Short exercise ▸ Each record below should appear again exactly as written.

---*---

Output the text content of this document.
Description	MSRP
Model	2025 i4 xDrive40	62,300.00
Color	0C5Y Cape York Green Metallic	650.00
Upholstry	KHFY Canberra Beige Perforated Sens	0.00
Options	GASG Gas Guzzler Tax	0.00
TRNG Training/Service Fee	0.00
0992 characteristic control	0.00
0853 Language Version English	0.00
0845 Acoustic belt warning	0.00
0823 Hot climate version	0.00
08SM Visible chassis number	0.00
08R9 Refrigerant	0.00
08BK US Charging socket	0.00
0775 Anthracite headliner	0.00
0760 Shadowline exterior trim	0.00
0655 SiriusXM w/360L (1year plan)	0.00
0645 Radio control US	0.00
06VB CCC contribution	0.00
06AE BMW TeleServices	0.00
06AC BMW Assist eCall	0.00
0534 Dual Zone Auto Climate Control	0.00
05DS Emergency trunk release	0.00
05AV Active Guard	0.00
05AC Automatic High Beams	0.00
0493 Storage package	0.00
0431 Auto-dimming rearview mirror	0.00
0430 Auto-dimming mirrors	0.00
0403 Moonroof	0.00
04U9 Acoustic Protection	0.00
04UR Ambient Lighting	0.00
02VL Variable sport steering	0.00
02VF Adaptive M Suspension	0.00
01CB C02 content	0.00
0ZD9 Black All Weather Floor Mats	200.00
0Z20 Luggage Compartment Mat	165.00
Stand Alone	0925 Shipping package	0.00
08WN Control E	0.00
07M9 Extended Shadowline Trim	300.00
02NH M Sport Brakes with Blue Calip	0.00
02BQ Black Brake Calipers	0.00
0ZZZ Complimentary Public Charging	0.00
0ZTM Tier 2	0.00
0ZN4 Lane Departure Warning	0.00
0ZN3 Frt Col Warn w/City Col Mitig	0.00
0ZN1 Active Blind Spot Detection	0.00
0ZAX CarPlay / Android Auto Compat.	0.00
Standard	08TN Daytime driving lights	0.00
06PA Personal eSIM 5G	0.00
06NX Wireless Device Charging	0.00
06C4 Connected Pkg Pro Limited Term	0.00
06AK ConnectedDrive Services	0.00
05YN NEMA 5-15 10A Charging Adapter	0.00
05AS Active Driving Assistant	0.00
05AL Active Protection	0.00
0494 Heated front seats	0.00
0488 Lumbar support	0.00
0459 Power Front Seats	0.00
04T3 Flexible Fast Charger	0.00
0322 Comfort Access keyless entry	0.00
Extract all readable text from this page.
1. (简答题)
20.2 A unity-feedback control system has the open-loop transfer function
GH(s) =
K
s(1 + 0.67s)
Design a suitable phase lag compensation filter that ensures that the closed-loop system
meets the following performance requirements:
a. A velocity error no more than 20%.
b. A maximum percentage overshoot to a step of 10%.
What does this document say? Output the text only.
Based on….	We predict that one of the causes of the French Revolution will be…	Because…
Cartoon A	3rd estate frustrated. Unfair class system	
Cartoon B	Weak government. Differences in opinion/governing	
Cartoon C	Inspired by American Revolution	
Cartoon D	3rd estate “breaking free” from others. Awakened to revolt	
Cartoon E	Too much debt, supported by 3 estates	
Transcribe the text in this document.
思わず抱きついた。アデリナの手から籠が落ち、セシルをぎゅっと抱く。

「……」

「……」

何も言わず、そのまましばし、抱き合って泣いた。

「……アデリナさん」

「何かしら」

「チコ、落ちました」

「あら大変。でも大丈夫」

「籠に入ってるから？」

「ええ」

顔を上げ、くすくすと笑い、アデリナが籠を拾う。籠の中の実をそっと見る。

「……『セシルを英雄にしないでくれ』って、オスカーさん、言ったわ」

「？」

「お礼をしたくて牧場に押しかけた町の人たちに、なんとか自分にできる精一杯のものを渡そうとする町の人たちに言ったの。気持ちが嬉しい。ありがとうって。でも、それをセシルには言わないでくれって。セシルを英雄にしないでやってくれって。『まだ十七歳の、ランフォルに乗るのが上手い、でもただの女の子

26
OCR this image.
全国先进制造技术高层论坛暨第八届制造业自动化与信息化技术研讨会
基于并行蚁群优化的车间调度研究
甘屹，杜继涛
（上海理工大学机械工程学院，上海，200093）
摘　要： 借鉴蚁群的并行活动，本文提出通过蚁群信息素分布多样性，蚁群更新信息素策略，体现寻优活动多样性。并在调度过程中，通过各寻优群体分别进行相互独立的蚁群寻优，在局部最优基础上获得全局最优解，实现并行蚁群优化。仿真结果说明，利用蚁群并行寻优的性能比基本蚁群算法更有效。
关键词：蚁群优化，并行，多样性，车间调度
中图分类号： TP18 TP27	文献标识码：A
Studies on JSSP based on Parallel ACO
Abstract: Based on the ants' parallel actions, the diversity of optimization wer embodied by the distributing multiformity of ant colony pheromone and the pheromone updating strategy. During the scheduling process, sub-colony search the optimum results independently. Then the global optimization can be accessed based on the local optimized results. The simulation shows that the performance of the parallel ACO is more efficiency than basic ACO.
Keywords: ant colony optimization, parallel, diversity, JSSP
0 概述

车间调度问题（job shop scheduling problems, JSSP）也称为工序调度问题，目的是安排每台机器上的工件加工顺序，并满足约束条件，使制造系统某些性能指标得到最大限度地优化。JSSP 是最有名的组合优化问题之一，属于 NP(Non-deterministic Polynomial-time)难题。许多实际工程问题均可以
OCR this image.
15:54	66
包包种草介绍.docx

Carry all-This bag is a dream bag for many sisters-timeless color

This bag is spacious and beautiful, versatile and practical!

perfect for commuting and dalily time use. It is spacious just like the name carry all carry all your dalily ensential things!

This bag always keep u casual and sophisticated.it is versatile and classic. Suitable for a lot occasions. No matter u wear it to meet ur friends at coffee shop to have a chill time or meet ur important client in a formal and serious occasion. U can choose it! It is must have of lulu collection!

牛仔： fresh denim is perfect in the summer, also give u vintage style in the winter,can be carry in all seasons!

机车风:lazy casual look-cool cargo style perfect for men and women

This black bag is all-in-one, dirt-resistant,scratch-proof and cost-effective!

---*---

In response ▸
Output the text content of this document.
Description	MSRP
Model	2025 i4 xDrive40	62,300.00
Color	0C5Y Cape York Green Metallic	650.00
Upholstry	KHFY Canberra Beige Perforated Sens	0.00
Options	GASG Gas Guzzler Tax	0.00
TRNG Training/Service Fee	0.00
0992 characteristic control	0.00
0853 Language Version English	0.00
0845 Acoustic belt warning	0.00
0823 Hot climate version	0.00
08SM Visible chassis number	0.00
08R9 Refrigerant	0.00
08BK US Charging socket	0.00
0775 Anthracite headliner	0.00
0760 Shadowline exterior trim	0.00
0655 SiriusXM w/360L (1year plan)	0.00
0645 Radio control US	0.00
06VB CCC contribution	0.00
06AE BMW TeleServices	0.00
06AC BMW Assist eCall	0.00
0534 Dual Zone Auto Climate Control	0.00
05DS Emergency trunk release	0.00
05AV Active Guard	0.00
05AC Automatic High Beams	0.00
0493 Storage package	0.00
0431 Auto-dimming rearview mirror	0.00
0430 Auto-dimming mirrors	0.00
0403 Moonroof	0.00
04U9 Acoustic Protection	0.00
04UR Ambient Lighting	0.00
02VL Variable sport steering	0.00
02VF Adaptive M Suspension	0.00
01CB C02 content	0.00
0ZD9 Black All Weather Floor Mats	200.00
0Z20 Luggage Compartment Mat	165.00
Stand Alone	0925 Shipping package	0.00
08WN Control E	0.00
07M9 Extended Shadowline Trim	300.00
02NH M Sport Brakes with Blue Calip	0.00
02BQ Black Brake Calipers	0.00
0ZZZ Complimentary Public Charging	0.00
0ZTM Tier 2	0.00
0ZN4 Lane Departure Warning	0.00
0ZN3 Frt Col Warn w/City Col Mitig	0.00
0ZN1 Active Blind Spot Detection	0.00
0ZAX CarPlay / Android Auto Compat.	0.00
Standard	08TN Daytime driving lights	0.00
06PA Personal eSIM 5G	0.00
06NX Wireless Device Charging	0.00
06C4 Connected Pkg Pro Limited Term	0.00
06AK ConnectedDrive Services	0.00
05YN NEMA 5-15 10A Charging Adapter	0.00
05AS Active Driving Assistant	0.00
05AL Active Protection	0.00
0494 Heated front seats	0.00
0488 Lumbar support	0.00
0459 Power Front Seats	0.00
04T3 Flexible Fast Charger	0.00
0322 Comfort Access keyless entry	0.00
Extract all readable text from this page.
1. (简答题)
20.2 A unity-feedback control system has the open-loop transfer function
GH(s) =
K
s(1 + 0.67s)
Design a suitable phase lag compensation filter that ensures that the closed-loop system
meets the following performance requirements:
a. A velocity error no more than 20%.
b. A maximum percentage overshoot to a step of 10%.
What does this document say? Output the text only.
Based on….	We predict that one of the causes of the French Revolution will be…	Because…
Cartoon A	3rd estate frustrated. Unfair class system	
Cartoon B	Weak government. Differences in opinion/governing	
Cartoon C	Inspired by American Revolution	
Cartoon D	3rd estate “breaking free” from others. Awakened to revolt	
Cartoon E	Too much debt, supported by 3 estates	
Transcribe the text in this document.
思わず抱きついた。アデリナの手から籠が落ち、セシルをぎゅっと抱く。

「……」

「……」

何も言わず、そのまましばし、抱き合って泣いた。

「……アデリナさん」

「何かしら」

「チコ、落ちました」

「あら大変。でも大丈夫」

「籠に入ってるから？」

「ええ」

顔を上げ、くすくすと笑い、アデリナが籠を拾う。籠の中の実をそっと見る。

「……『セシルを英雄にしないでくれ』って、オスカーさん、言ったわ」

「？」

「お礼をしたくて牧場に押しかけた町の人たちに、なんとか自分にできる精一杯のものを渡そうとする町の人たちに言ったの。気持ちが嬉しい。ありがとうって。でも、それをセシルには言わないでくれって。セシルを英雄にしないでやってくれって。『まだ十七歳の、ランフォルに乗るのが上手い、でもただの女の子

26
OCR this image.
全国先进制造技术高层论坛暨第八届制造业自动化与信息化技术研讨会
基于并行蚁群优化的车间调度研究
甘屹，杜继涛
（上海理工大学机械工程学院，上海，200093）
摘　要： 借鉴蚁群的并行活动，本文提出通过蚁群信息素分布多样性，蚁群更新信息素策略，体现寻优活动多样性。并在调度过程中，通过各寻优群体分别进行相互独立的蚁群寻优，在局部最优基础上获得全局最优解，实现并行蚁群优化。仿真结果说明，利用蚁群并行寻优的性能比基本蚁群算法更有效。
关键词：蚁群优化，并行，多样性，车间调度
中图分类号： TP18 TP27	文献标识码：A
Studies on JSSP based on Parallel ACO
Abstract: Based on the ants' parallel actions, the diversity of optimization wer embodied by the distributing multiformity of ant colony pheromone and the pheromone updating strategy. During the scheduling process, sub-colony search the optimum results independently. Then the global optimization can be accessed based on the local optimized results. The simulation shows that the performance of the parallel ACO is more efficiency than basic ACO.
Keywords: ant colony optimization, parallel, diversity, JSSP
0 概述

车间调度问题（job shop scheduling problems, JSSP）也称为工序调度问题，目的是安排每台机器上的工件加工顺序，并满足约束条件，使制造系统某些性能指标得到最大限度地优化。JSSP 是最有名的组合优化问题之一，属于 NP(Non-deterministic Polynomial-time)难题。许多实际工程问题均可以
OCR this image.
15:54	66
包包种草介绍.docx

Carry all-This bag is a dream bag for many sisters-timeless color

This bag is spacious and beautiful, versatile and practical!

perfect for commuting and dalily time use. It is spacious just like the name carry all carry all your dalily ensential things!

This bag always keep u casual and sophisticated.it is versatile and classic. Suitable for a lot occasions. No matter u wear it to meet ur friends at coffee shop to have a chill time or meet ur important client in a formal and serious occasion. U can choose it! It is must have of lulu collection!

牛仔： fresh denim is perfect in the summer, also give u vintage style in the winter,can be carry in all seasons!

机车风:lazy casual look-cool cargo style perfect for men and women

This black bag is all-in-one, dirt-resistant,scratch-proof and cost-effective!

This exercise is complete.